■ LISTED RECORDS ■
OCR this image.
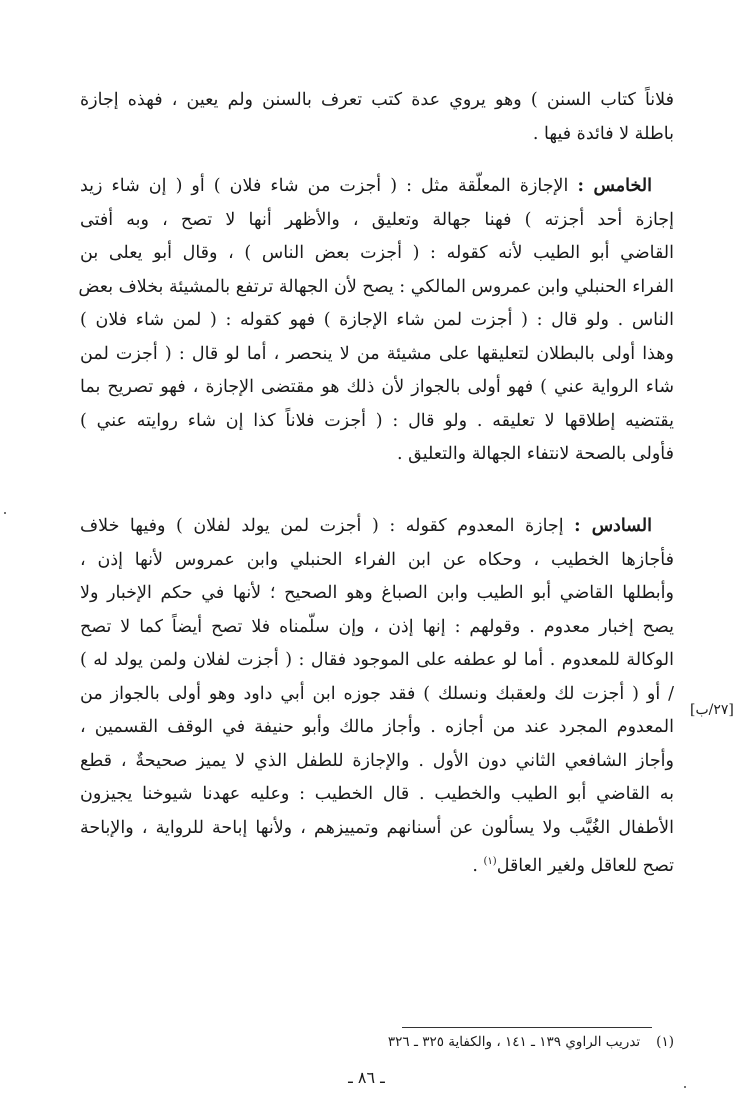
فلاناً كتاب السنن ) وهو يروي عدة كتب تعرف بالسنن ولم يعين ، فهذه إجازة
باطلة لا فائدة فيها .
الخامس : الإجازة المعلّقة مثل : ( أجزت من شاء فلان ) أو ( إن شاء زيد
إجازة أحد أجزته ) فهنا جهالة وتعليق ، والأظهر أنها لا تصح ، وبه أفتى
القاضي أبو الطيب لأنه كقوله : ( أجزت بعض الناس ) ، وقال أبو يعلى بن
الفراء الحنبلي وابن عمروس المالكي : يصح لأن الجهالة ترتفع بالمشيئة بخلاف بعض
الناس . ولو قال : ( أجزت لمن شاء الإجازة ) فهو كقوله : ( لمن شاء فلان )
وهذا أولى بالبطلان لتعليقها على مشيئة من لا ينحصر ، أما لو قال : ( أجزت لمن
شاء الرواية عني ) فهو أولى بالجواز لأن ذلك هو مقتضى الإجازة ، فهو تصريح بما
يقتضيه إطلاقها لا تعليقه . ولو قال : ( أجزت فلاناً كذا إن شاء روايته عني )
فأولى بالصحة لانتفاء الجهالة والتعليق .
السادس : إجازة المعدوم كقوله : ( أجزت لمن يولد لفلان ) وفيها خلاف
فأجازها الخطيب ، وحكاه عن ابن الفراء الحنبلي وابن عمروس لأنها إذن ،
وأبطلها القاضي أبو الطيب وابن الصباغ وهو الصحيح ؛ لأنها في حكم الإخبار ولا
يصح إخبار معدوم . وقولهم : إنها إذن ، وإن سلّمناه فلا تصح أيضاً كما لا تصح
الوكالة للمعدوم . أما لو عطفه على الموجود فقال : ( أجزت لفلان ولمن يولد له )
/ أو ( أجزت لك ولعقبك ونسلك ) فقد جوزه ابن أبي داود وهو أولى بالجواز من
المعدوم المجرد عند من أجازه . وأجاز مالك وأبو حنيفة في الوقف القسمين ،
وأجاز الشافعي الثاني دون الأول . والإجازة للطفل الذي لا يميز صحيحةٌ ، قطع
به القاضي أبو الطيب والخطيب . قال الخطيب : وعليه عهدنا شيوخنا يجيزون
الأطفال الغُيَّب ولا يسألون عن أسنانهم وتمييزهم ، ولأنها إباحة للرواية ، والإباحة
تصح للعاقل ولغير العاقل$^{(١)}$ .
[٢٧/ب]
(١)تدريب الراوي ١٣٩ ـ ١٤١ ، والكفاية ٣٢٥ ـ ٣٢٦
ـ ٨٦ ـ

* * *

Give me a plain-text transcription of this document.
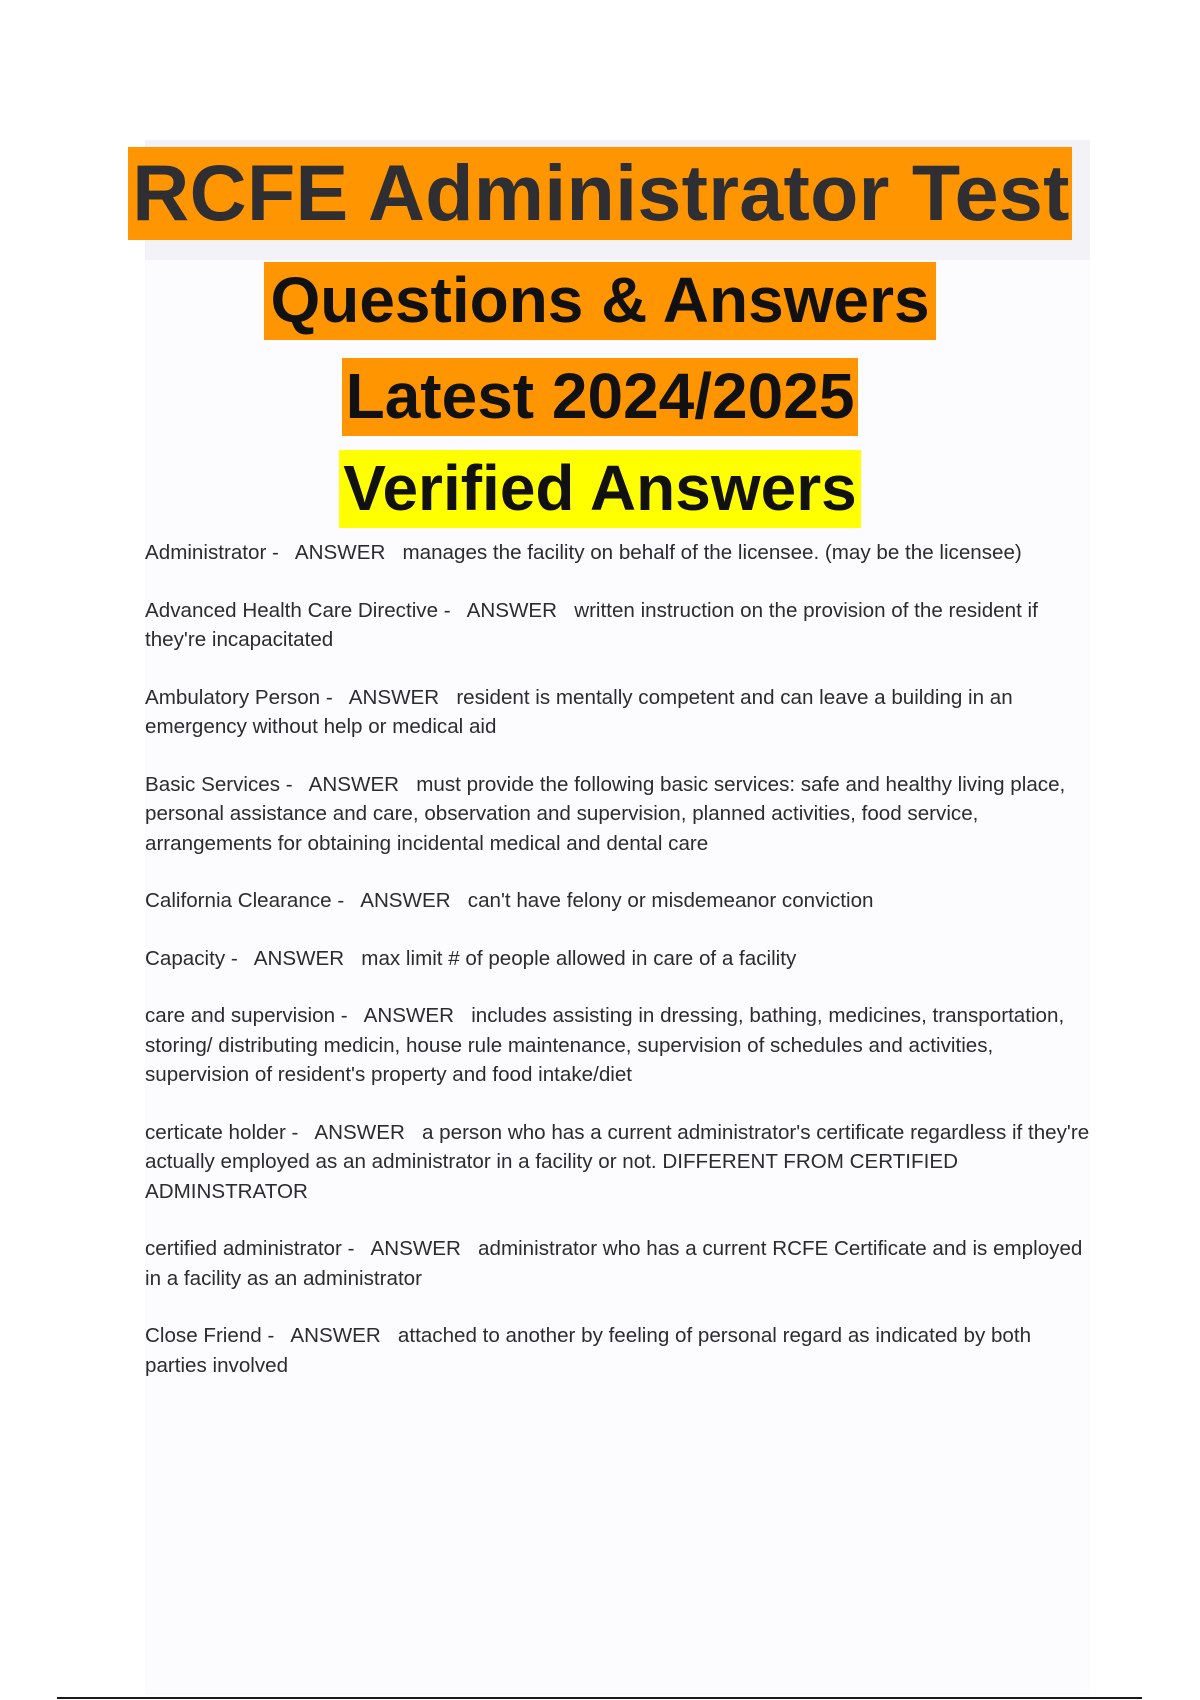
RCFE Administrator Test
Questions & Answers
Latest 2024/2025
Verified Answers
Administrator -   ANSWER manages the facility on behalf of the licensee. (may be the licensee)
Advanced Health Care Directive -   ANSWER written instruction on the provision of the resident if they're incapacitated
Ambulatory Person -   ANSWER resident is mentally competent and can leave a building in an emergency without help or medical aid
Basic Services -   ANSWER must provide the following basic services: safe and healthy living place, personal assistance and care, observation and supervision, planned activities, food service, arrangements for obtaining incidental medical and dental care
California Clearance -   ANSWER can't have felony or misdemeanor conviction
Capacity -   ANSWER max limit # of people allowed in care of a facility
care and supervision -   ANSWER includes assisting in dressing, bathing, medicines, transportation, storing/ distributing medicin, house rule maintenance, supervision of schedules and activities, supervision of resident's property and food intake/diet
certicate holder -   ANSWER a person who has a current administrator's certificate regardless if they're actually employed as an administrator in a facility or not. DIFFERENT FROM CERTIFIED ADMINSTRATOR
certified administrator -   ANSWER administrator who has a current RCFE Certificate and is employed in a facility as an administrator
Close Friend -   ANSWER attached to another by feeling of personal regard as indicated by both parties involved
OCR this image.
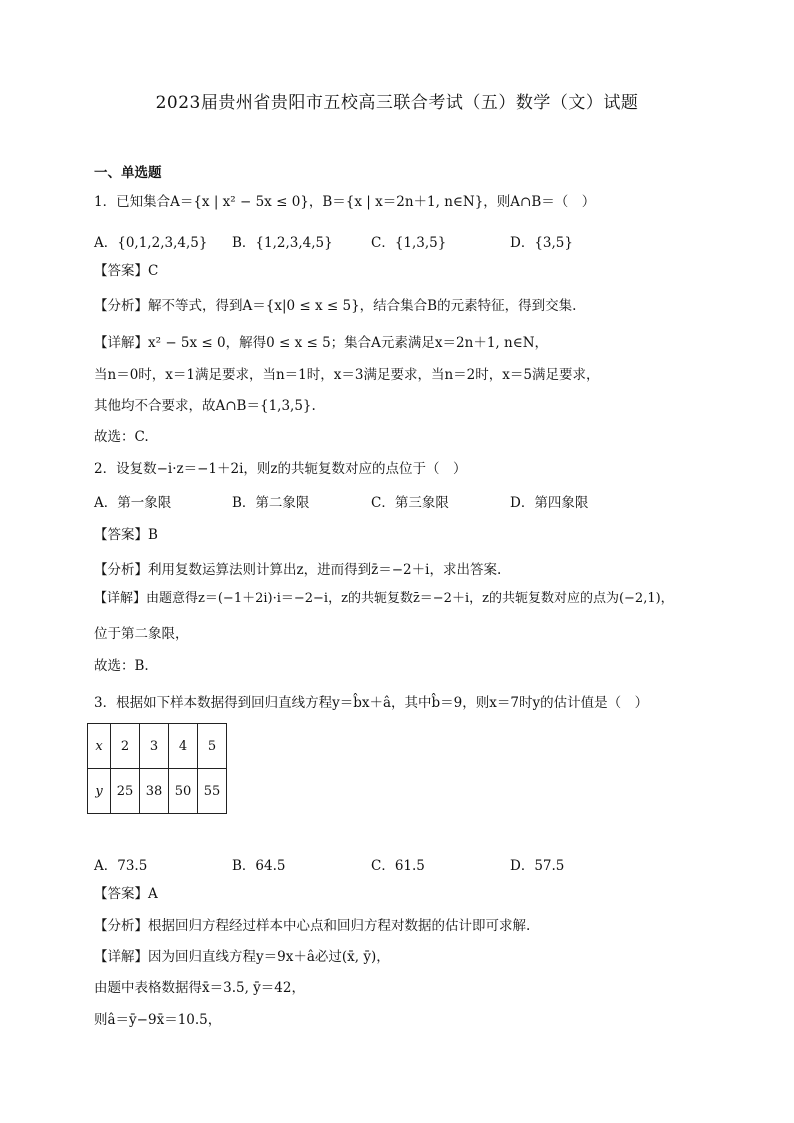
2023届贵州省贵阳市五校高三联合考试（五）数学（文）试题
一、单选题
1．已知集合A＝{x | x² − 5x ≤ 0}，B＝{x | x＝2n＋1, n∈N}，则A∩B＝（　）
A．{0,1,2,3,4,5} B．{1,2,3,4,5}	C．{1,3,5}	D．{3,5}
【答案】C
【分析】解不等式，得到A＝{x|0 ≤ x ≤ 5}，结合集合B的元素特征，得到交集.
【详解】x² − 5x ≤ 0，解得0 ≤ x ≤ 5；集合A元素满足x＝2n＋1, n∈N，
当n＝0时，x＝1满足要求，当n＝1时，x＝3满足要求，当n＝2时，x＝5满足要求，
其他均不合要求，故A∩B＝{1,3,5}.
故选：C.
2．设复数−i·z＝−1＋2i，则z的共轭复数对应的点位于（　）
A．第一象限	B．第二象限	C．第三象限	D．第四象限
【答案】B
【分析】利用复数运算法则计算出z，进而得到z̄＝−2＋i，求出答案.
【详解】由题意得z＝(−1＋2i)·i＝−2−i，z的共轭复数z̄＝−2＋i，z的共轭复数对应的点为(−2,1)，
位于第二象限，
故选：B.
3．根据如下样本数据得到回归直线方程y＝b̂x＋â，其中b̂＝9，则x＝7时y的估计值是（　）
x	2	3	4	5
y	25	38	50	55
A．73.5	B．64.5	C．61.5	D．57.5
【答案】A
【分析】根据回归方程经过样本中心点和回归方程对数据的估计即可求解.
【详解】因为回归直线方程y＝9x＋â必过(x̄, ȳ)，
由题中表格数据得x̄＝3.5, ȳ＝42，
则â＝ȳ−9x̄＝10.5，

■ TASK REQUIREMENTS ■
Pick out all lines containing the string "supervision".

■ FULL ANSWER ■
Basic Services -   ANSWER must provide the following basic services: safe and healthy living place, personal assistance and care, observation and supervision, planned activities, food service, arrangements for obtaining incidental medical and dental care
care and supervision -   ANSWER includes assisting in dressing, bathing, medicines, transportation, storing/ distributing medicin, house rule maintenance, supervision of schedules and activities, supervision of resident's property and food intake/diet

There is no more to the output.